**TESTO SELEZIONATO**.
◆ ◆ ◆ ◆
Alfred Hitchcock nei film della Universal Pictures
Viaggio nelle mostre estive di Palazzo Reale a Milano. 3° puntata
Settanta fotografie e contenuti speciali provenienti dagli archivi della Universal Pictures - la major americana che produsse i film di Hitchcock dal 1940 al 1976 - conducono il visitatore di questa mostra a compiere un viaggio nelle opere del grande maestro del brivido, nelle sfaccettature del suo carattere e della sua vita privata, fra gli attori che preferì più degli altri, i vezzi e la sua ironia, oltre a ricreare quel clima di suspense che caratterizzò gran parte dei suoi film.
◆ ◆ ◆ ◆
**CONSEGNA 1**.
Puoi riassumere in una sola frase il testo sulla mostra di Hitchcock?

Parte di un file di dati
◆ ◆ ◆ ◆
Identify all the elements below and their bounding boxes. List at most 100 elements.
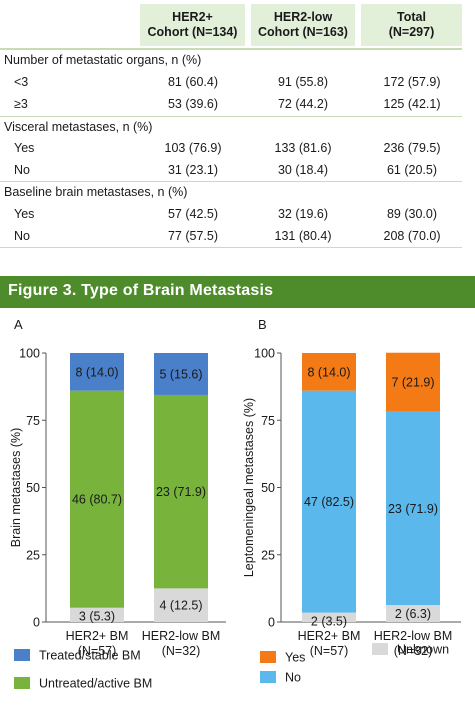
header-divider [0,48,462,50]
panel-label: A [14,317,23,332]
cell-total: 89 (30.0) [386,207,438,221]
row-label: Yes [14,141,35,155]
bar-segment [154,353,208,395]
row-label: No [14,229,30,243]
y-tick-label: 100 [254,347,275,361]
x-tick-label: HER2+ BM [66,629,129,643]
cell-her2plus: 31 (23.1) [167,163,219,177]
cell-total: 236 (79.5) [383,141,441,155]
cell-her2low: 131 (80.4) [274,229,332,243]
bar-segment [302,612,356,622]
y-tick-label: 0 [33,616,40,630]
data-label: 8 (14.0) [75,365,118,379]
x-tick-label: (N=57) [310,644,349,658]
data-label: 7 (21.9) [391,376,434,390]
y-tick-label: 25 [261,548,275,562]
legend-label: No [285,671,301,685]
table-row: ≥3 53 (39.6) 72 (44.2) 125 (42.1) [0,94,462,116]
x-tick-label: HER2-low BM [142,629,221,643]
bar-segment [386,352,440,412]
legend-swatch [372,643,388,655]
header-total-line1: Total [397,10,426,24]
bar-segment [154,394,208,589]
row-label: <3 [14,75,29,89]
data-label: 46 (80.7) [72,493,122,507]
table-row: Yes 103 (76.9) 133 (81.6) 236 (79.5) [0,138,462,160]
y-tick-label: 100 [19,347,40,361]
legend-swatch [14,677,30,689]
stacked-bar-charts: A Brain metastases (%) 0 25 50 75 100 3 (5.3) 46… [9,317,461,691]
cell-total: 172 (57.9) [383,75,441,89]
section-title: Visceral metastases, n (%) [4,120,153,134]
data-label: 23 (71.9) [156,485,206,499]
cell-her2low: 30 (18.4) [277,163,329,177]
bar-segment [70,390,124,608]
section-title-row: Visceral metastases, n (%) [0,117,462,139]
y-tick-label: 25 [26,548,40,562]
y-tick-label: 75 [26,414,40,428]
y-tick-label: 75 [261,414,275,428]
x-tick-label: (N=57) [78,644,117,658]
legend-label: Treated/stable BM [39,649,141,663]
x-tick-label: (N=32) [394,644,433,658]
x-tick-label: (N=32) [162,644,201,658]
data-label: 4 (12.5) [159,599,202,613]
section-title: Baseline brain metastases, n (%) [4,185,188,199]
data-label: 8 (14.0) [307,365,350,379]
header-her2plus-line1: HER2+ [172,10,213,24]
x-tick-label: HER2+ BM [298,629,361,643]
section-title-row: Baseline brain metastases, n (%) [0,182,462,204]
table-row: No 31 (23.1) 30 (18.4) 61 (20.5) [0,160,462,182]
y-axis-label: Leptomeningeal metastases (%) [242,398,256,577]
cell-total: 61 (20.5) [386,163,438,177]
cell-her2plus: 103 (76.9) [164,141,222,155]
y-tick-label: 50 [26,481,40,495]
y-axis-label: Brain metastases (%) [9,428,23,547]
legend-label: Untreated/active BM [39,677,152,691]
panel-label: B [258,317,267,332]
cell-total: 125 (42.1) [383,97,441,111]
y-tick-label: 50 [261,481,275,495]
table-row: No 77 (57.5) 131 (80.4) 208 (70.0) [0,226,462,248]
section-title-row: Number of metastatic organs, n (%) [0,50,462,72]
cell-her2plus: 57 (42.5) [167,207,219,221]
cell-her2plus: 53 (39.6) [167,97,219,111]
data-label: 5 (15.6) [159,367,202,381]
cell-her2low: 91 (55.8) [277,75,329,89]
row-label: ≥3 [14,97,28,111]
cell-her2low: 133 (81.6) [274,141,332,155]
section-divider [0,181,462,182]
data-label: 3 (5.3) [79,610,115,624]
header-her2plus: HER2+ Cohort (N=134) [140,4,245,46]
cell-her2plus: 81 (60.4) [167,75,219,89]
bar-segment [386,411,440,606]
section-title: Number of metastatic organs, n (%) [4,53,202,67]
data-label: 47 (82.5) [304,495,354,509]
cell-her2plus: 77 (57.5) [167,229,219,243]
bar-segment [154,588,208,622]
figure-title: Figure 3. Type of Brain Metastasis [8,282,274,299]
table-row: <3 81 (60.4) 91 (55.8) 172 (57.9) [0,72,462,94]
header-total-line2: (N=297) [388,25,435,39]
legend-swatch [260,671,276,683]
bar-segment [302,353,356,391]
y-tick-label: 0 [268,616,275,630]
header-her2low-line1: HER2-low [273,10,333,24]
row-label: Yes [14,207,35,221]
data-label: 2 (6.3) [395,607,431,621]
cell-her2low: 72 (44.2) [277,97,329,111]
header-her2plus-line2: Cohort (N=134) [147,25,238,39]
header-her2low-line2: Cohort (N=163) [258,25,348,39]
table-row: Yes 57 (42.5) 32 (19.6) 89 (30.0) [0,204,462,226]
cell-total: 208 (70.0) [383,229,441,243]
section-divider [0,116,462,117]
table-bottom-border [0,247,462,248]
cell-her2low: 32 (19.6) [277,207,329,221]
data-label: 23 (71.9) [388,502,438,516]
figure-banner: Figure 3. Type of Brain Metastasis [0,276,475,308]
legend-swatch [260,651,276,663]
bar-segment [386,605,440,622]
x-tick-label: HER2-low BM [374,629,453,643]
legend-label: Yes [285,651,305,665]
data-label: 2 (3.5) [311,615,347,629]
◆ ◆ ◆ ◆
**CONSEGNA 2**.
Puoi riportare tali e quali le righe dei dati, partendo da quella con "header-divider [0,48,462,50]" e proseguendo fino a quella con "bar-segment [302,612,356,622]", entrambe comprese?

**RISPOSTA ATTESA 1**.
Con settanta fotografie e contenuti speciali dagli archivi della Universal Pictures, la major che produsse i film di Hitchcock dal 1940 al 1976, la mostra accompagna il visitatore nelle opere del maestro del brivido, nel suo carattere e nella sua vita privata, fra i suoi attori preferiti e la sua ironia, ricreando il clima di suspense dei suoi film.

**RISPOSTA ATTESA 2**.
header-divider [0,48,462,50]
panel-label: A [14,317,23,332]
cell-total: 89 (30.0) [386,207,438,221]
row-label: Yes [14,141,35,155]
bar-segment [154,353,208,395]
row-label: No [14,229,30,243]
y-tick-label: 100 [254,347,275,361]
x-tick-label: HER2+ BM [66,629,129,643]
cell-her2plus: 31 (23.1) [167,163,219,177]
cell-total: 236 (79.5) [383,141,441,155]
cell-her2low: 131 (80.4) [274,229,332,243]
bar-segment [302,612,356,622]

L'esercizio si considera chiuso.